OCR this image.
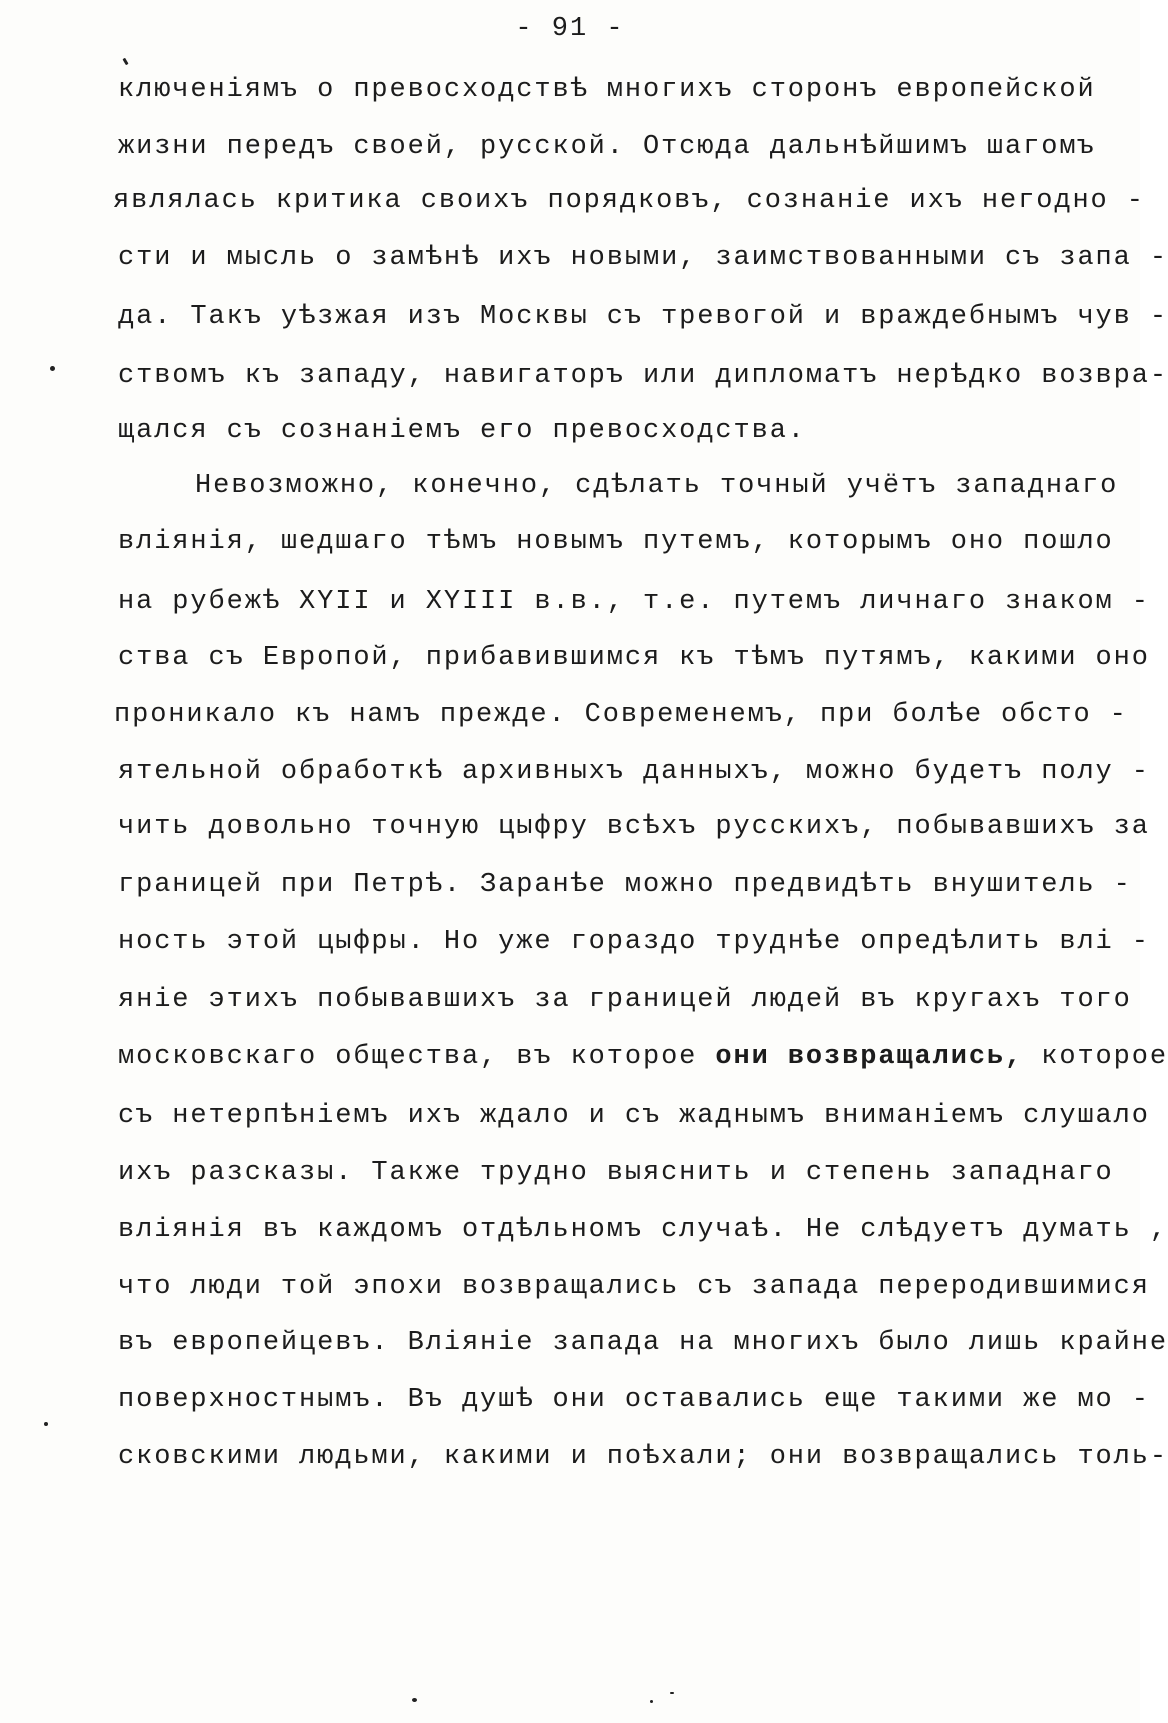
- 91 -
ключеніямъ о превосходствѣ многихъ сторонъ европейской
жизни передъ своей, русской. Отсюда дальнѣйшимъ шагомъ
являлась критика своихъ порядковъ, сознаніе ихъ негодно -
сти и мысль о замѣнѣ ихъ новыми, заимствованными съ запа -
да. Такъ уѣзжая изъ Москвы съ тревогой и враждебнымъ чув -
ствомъ къ западу, навигаторъ или дипломатъ нерѣдко возвра-
щался съ сознаніемъ его превосходства.
Невозможно, конечно, сдѣлать точный учётъ западнаго
вліянія, шедшаго тѣмъ новымъ путемъ, которымъ оно пошло
на рубежѣ XYII и XYIII в.в., т.е. путемъ личнаго знаком -
ства съ Европой, прибавившимся къ тѣмъ путямъ, какими оно
проникало къ намъ прежде. Современемъ, при болѣе обсто -
ятельной обработкѣ архивныхъ данныхъ, можно будетъ полу -
чить довольно точную цыфру всѣхъ русскихъ, побывавшихъ за
границей при Петрѣ. Заранѣе можно предвидѣть внушитель -
ность этой цыфры. Но уже гораздо труднѣе опредѣлить влі -
яніе этихъ побывавшихъ за границей людей въ кругахъ того
московскаго общества, въ которое они возвращались, которое
съ нетерпѣніемъ ихъ ждало и съ жаднымъ вниманіемъ слушало
ихъ разсказы. Также трудно выяснить и степень западнаго
вліянія въ каждомъ отдѣльномъ случаѣ. Не слѣдуетъ думать ,
что люди той эпохи возвращались съ запада переродившимися
въ европейцевъ. Вліяніе запада на многихъ было лишь крайне
поверхностнымъ. Въ душѣ они оставались еще такими же мо -
сковскими людьми, какими и поѣхали; они возвращались толь-
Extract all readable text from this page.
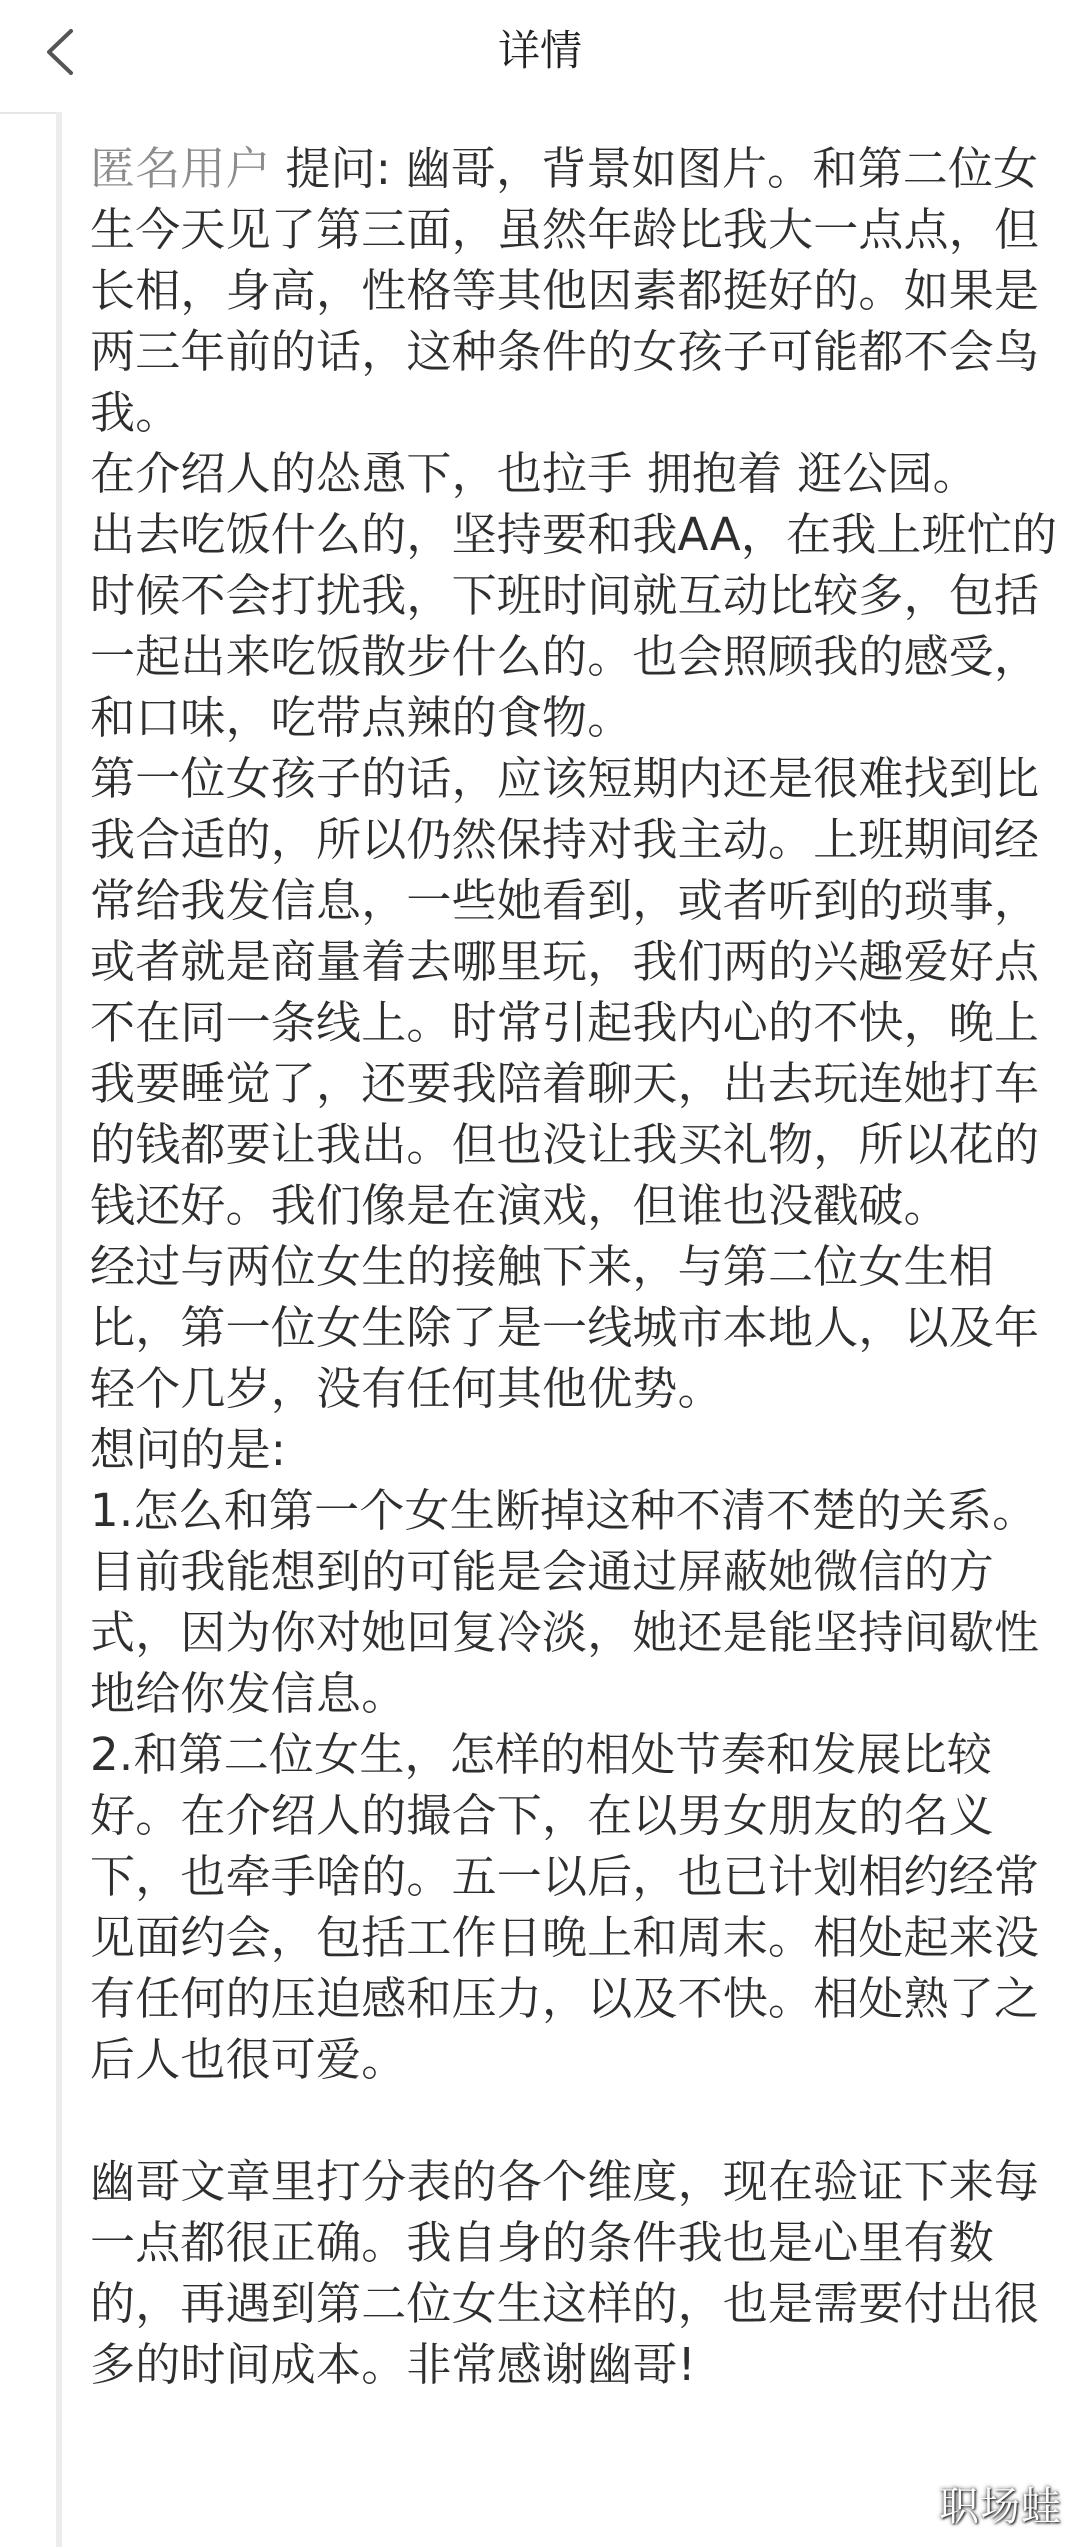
详情

匿名用户 提问: 幽哥，背景如图片。和第二位女生今天见了第三面，虽然年龄比我大一点点，但长相，身高，性格等其他因素都挺好的。如果是两三年前的话，这种条件的女孩子可能都不会鸟我。

在介绍人的怂恿下，也拉手 拥抱着 逛公园。

出去吃饭什么的，坚持要和我AA，在我上班忙的时候不会打扰我，下班时间就互动比较多，包括一起出来吃饭散步什么的。也会照顾我的感受，和口味，吃带点辣的食物。

第一位女孩子的话，应该短期内还是很难找到比我合适的，所以仍然保持对我主动。上班期间经常给我发信息，一些她看到，或者听到的琐事，或者就是商量着去哪里玩，我们两的兴趣爱好点不在同一条线上。时常引起我内心的不快，晚上我要睡觉了，还要我陪着聊天，出去玩连她打车的钱都要让我出。但也没让我买礼物，所以花的钱还好。我们像是在演戏，但谁也没戳破。

经过与两位女生的接触下来，与第二位女生相比，第一位女生除了是一线城市本地人，以及年轻个几岁，没有任何其他优势。

想问的是:

1.怎么和第一个女生断掉这种不清不楚的关系。目前我能想到的可能是会通过屏蔽她微信的方式，因为你对她回复冷淡，她还是能坚持间歇性地给你发信息。

2.和第二位女生，怎样的相处节奏和发展比较好。在介绍人的撮合下，在以男女朋友的名义下，也牵手啥的。五一以后，也已计划相约经常见面约会，包括工作日晚上和周末。相处起来没有任何的压迫感和压力，以及不快。相处熟了之后人也很可爱。

幽哥文章里打分表的各个维度，现在验证下来每一点都很正确。我自身的条件我也是心里有数的，再遇到第二位女生这样的，也是需要付出很多的时间成本。非常感谢幽哥!

职场蛙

__Stated task__. Count the lines of the listing above that include the word "путемъ" and state the total with nothing else.

__Exercise response__. 2